┌─ DATA SHOWN
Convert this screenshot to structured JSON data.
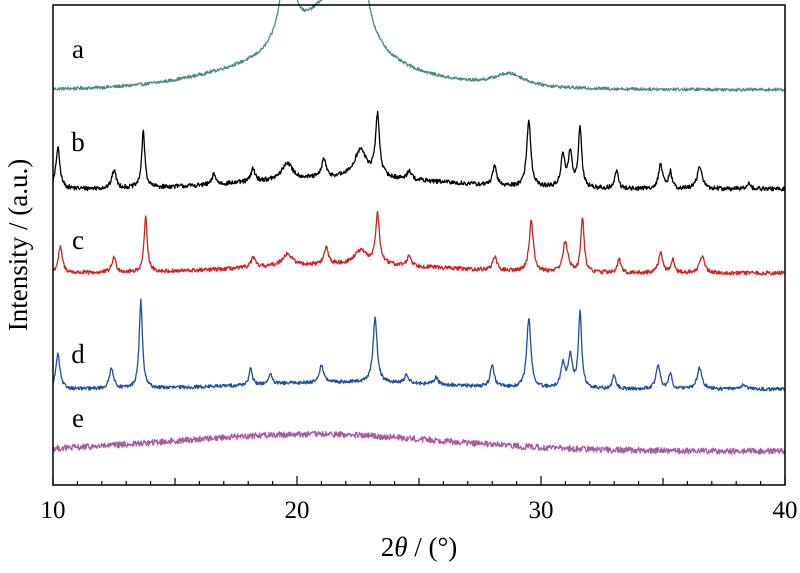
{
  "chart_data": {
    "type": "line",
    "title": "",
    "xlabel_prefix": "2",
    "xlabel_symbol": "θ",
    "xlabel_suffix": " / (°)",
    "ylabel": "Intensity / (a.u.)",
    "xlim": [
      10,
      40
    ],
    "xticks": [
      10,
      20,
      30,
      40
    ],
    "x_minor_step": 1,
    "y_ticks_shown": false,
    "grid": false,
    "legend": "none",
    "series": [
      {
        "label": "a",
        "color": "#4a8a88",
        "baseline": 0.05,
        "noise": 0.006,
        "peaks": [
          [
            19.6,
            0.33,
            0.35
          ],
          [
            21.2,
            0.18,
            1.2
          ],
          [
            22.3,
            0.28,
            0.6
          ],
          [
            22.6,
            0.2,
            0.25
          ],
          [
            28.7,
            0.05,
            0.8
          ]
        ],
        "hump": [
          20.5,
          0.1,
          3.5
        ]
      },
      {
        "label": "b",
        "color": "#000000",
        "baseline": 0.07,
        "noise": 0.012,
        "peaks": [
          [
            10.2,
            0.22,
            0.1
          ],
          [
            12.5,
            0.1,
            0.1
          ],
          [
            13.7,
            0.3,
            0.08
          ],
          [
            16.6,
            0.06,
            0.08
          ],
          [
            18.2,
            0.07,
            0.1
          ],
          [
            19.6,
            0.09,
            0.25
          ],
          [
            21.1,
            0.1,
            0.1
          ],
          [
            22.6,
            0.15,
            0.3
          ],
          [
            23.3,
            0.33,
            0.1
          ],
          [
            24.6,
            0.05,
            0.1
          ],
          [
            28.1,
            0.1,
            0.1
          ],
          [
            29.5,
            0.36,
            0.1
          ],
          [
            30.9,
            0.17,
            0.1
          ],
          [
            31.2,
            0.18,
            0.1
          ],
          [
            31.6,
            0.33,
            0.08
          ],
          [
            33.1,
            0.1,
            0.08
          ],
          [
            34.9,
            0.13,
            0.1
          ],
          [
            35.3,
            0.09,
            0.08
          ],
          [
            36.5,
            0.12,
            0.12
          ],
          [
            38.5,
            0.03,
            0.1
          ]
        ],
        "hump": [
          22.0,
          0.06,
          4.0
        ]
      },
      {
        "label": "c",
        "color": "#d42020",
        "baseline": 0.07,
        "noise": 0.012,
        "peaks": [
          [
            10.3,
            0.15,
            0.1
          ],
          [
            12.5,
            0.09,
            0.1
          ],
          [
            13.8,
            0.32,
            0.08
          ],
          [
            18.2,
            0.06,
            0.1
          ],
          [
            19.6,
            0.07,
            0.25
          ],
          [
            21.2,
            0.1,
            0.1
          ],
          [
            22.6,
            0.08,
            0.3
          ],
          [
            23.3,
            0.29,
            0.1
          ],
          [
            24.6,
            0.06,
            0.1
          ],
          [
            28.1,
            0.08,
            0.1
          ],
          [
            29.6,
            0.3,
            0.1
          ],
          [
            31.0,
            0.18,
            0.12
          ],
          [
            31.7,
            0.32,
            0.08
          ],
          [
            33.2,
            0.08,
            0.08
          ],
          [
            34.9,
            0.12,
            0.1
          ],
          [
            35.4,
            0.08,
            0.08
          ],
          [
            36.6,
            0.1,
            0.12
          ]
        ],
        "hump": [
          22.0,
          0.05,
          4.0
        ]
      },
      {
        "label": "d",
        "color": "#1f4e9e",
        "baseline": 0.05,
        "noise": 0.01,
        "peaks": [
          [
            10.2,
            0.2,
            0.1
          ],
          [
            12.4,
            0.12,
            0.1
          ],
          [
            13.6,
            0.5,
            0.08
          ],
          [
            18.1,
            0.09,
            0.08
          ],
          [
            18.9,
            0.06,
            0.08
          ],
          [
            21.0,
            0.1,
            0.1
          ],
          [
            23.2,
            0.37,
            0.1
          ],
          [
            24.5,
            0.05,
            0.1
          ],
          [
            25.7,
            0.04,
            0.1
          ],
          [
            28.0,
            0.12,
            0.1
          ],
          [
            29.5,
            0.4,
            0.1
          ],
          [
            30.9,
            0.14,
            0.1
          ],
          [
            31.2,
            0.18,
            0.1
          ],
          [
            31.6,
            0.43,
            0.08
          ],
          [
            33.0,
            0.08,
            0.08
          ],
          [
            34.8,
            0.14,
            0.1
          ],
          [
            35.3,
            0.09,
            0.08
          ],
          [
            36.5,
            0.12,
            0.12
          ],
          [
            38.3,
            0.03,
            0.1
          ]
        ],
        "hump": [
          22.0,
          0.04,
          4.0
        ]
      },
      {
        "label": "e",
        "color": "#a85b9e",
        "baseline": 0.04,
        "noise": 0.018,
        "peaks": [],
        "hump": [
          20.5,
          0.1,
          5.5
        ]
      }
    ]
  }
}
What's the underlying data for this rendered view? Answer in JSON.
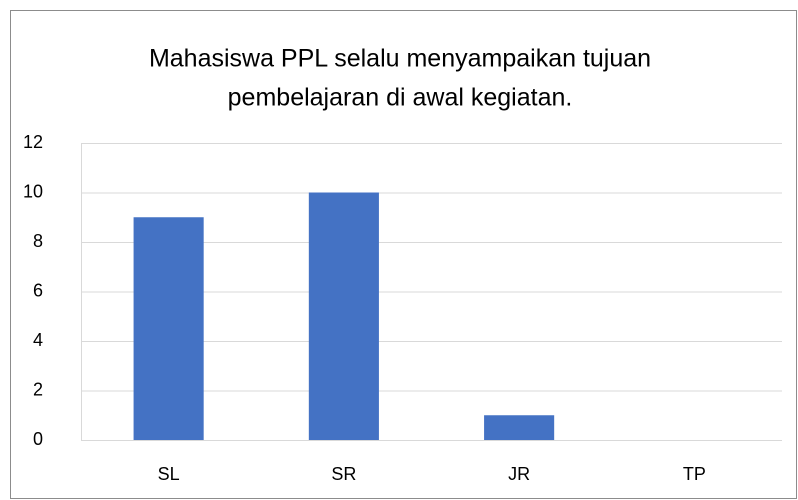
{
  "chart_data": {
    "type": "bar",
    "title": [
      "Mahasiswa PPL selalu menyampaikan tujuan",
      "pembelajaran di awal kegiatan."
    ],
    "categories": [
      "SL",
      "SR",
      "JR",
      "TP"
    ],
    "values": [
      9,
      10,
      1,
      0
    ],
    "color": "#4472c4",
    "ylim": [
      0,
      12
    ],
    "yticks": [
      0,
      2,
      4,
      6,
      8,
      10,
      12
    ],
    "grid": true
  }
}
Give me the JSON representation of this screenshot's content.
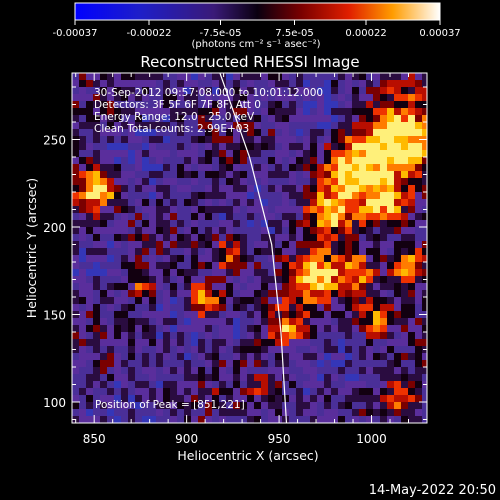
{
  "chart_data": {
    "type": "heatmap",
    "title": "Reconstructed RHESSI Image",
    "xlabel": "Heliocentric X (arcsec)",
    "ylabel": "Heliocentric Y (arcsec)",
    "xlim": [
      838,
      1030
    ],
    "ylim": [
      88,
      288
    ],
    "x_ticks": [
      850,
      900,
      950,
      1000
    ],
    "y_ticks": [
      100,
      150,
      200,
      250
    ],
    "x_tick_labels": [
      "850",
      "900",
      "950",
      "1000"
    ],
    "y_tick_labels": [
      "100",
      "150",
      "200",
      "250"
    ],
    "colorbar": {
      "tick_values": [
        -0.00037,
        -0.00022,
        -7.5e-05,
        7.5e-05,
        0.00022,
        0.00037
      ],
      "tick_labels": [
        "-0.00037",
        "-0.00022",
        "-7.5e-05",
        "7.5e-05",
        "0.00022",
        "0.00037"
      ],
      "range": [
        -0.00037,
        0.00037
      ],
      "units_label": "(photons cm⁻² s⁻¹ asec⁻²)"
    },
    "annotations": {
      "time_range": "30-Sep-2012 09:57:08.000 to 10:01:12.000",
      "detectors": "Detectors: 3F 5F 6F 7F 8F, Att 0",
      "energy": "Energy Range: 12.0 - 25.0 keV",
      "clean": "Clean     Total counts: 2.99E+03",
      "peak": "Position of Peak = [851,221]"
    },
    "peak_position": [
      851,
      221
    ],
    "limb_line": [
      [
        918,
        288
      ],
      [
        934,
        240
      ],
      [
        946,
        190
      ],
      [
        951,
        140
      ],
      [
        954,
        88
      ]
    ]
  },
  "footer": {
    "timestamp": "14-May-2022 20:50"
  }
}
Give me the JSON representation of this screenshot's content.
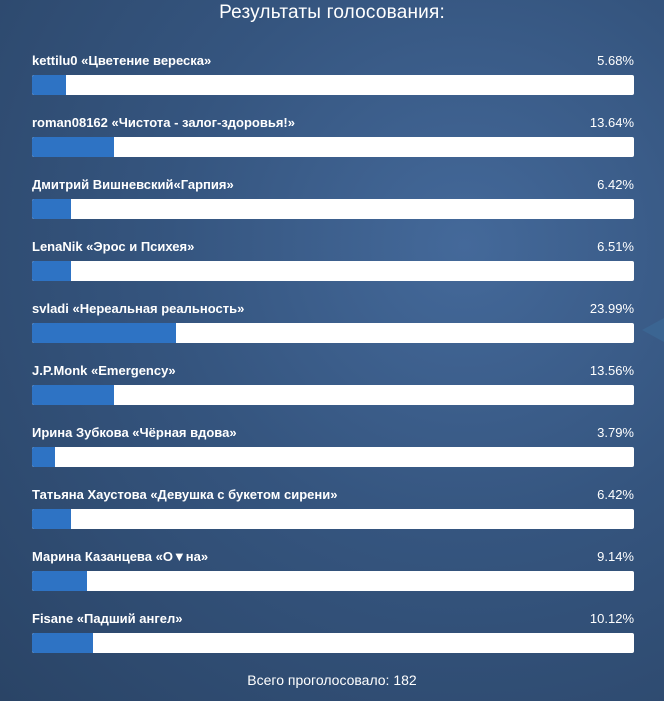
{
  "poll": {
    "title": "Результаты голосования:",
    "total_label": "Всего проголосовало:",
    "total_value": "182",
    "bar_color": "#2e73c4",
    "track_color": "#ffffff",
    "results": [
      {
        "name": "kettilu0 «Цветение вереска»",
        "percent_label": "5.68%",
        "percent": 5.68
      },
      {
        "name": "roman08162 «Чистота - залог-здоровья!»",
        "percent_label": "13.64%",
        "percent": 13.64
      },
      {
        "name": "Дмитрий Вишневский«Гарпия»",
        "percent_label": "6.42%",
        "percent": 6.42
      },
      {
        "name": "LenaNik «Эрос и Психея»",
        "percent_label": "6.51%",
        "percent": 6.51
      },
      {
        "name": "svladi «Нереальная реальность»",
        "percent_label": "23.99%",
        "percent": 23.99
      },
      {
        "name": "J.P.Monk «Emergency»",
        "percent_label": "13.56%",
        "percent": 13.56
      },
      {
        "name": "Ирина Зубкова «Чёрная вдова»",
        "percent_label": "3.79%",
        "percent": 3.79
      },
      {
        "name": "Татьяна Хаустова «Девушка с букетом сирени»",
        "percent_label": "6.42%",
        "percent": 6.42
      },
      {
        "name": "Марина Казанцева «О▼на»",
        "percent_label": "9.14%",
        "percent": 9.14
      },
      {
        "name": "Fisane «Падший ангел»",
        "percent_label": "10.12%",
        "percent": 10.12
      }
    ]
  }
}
└─
### EXERCISE TASK:
How many lines of the data hold the string "ylabel"? Reply with the number alone.

### TASK RESPONSE:
2